Scan the lines below for the string "JSON" and report how many lines contain it, giving only the number.

Structured figure records

=-=-=-=-=

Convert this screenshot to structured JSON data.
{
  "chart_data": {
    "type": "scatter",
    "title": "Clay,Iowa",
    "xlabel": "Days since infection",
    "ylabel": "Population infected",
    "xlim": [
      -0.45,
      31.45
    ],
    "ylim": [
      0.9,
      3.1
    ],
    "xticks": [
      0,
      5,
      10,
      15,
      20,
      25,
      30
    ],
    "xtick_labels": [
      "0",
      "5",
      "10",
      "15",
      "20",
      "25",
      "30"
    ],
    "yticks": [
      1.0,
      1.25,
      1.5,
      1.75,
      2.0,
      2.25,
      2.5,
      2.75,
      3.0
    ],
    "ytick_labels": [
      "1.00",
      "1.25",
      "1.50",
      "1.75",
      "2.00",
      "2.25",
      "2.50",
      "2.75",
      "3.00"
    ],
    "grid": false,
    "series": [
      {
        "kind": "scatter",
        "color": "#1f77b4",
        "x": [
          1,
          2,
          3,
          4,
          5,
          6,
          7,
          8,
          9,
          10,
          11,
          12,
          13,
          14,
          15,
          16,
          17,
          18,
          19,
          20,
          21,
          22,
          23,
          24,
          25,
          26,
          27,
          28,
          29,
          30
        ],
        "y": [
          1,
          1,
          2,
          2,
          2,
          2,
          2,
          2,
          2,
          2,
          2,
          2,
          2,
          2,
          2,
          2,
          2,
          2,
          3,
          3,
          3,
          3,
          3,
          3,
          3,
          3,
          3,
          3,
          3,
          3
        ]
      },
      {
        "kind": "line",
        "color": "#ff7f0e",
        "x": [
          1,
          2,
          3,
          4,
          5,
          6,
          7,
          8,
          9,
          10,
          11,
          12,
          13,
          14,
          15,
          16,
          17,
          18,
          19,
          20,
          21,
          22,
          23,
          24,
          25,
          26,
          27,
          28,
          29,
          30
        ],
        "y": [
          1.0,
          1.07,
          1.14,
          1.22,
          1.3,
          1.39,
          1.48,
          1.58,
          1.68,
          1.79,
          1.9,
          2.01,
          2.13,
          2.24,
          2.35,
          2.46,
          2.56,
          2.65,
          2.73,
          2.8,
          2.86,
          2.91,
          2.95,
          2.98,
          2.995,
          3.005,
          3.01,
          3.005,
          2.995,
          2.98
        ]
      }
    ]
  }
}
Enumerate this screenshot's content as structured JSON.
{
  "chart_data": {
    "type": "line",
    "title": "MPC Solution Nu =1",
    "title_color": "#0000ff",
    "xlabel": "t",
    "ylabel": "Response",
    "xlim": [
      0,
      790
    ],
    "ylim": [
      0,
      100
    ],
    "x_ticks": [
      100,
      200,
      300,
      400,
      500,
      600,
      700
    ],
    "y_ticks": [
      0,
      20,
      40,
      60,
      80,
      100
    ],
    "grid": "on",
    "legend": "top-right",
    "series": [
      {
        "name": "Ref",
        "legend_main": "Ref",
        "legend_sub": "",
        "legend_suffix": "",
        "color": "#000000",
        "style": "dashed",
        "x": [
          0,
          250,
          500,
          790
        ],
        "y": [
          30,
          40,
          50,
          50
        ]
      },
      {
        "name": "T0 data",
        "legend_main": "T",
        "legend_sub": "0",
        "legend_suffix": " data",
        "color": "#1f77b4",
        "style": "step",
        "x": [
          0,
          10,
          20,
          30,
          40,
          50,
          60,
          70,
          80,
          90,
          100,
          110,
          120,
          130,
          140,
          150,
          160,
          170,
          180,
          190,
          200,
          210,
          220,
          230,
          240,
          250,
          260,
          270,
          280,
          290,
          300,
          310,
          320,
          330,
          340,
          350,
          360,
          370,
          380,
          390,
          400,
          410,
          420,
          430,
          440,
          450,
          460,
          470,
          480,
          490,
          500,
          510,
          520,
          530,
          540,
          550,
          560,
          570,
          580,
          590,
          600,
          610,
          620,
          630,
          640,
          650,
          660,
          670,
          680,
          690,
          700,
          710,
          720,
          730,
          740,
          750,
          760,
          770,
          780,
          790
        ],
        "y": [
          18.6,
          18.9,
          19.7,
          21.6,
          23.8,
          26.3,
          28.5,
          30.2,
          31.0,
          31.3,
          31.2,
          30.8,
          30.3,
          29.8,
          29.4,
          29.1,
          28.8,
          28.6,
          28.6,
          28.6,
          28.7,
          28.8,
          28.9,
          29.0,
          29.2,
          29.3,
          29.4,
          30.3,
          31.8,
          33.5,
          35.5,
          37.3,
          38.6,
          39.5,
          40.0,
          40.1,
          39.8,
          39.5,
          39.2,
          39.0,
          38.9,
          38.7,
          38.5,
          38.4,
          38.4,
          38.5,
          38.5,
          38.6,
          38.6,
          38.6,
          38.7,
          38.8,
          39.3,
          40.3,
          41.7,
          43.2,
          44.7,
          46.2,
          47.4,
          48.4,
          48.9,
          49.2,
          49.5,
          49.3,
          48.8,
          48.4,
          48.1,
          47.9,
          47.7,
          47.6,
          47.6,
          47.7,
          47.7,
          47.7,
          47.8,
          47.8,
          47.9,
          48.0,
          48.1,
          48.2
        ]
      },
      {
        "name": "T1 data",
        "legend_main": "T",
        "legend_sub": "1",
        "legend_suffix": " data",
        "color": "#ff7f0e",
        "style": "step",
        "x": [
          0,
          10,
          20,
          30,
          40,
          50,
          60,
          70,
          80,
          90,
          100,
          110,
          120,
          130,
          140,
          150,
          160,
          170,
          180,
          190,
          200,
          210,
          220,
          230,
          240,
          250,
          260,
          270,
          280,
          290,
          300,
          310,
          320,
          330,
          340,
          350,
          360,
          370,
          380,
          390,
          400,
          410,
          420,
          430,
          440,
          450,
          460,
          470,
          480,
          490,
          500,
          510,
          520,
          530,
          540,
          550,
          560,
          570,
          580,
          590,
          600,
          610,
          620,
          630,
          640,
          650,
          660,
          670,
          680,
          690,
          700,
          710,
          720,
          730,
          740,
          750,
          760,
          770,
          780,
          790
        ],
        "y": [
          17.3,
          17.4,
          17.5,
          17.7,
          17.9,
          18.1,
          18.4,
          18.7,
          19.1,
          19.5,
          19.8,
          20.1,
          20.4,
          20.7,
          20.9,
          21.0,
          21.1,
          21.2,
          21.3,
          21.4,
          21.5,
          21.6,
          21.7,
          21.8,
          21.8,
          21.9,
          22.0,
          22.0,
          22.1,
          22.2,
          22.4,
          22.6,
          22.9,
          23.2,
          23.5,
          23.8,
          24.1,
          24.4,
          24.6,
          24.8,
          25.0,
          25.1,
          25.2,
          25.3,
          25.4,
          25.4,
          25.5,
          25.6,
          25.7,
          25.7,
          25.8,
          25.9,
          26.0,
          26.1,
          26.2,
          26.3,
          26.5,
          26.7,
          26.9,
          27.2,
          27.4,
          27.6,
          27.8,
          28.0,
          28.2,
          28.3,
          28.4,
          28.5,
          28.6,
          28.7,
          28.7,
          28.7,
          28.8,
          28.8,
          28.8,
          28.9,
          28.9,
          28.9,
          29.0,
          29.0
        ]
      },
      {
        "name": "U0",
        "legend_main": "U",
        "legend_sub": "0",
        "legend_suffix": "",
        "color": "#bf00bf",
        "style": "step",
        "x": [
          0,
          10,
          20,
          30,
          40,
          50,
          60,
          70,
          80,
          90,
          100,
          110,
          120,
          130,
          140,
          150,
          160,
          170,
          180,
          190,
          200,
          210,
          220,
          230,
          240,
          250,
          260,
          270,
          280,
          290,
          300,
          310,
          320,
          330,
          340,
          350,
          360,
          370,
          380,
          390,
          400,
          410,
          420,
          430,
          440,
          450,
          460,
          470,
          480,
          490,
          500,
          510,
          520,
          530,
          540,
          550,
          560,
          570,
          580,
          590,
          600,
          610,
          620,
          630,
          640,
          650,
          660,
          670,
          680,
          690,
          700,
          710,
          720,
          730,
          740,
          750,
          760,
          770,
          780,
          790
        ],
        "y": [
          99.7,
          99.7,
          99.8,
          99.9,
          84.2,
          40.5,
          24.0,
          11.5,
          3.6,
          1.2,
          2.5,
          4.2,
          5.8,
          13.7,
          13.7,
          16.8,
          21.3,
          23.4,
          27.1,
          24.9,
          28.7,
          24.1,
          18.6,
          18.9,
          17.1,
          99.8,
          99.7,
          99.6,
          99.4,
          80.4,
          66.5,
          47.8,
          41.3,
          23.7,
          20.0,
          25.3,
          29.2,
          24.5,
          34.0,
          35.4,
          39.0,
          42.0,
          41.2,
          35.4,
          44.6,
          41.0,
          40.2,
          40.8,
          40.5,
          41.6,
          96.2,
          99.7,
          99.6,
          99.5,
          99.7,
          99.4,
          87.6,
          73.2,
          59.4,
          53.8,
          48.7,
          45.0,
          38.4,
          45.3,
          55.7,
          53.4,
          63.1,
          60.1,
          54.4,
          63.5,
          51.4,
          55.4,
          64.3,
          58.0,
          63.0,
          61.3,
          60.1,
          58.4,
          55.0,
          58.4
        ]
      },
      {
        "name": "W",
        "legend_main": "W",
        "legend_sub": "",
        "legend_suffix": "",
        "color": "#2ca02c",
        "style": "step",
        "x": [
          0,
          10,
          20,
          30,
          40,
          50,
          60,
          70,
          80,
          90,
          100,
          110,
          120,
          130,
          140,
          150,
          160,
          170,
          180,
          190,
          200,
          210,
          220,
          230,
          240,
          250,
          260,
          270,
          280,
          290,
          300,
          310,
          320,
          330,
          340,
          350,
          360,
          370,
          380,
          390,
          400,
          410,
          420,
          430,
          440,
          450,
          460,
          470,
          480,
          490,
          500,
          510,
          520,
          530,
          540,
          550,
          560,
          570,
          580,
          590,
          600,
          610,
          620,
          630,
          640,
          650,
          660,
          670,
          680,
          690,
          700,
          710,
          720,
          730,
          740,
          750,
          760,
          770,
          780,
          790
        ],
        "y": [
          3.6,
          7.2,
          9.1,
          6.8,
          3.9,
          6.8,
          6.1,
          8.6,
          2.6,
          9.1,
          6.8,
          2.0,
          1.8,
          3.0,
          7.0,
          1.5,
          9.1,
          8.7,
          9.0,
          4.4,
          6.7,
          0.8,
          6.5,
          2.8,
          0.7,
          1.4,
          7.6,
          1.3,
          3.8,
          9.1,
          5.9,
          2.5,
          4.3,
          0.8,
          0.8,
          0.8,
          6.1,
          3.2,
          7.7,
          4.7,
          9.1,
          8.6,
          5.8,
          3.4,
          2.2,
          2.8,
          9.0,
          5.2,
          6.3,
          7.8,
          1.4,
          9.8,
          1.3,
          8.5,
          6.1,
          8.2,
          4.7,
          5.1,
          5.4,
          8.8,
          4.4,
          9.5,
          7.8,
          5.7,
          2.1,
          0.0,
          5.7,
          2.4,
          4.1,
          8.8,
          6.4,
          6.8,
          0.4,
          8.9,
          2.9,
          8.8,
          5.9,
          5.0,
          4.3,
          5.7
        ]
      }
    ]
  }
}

=-=-=-=-=

- [Exercise response]: 2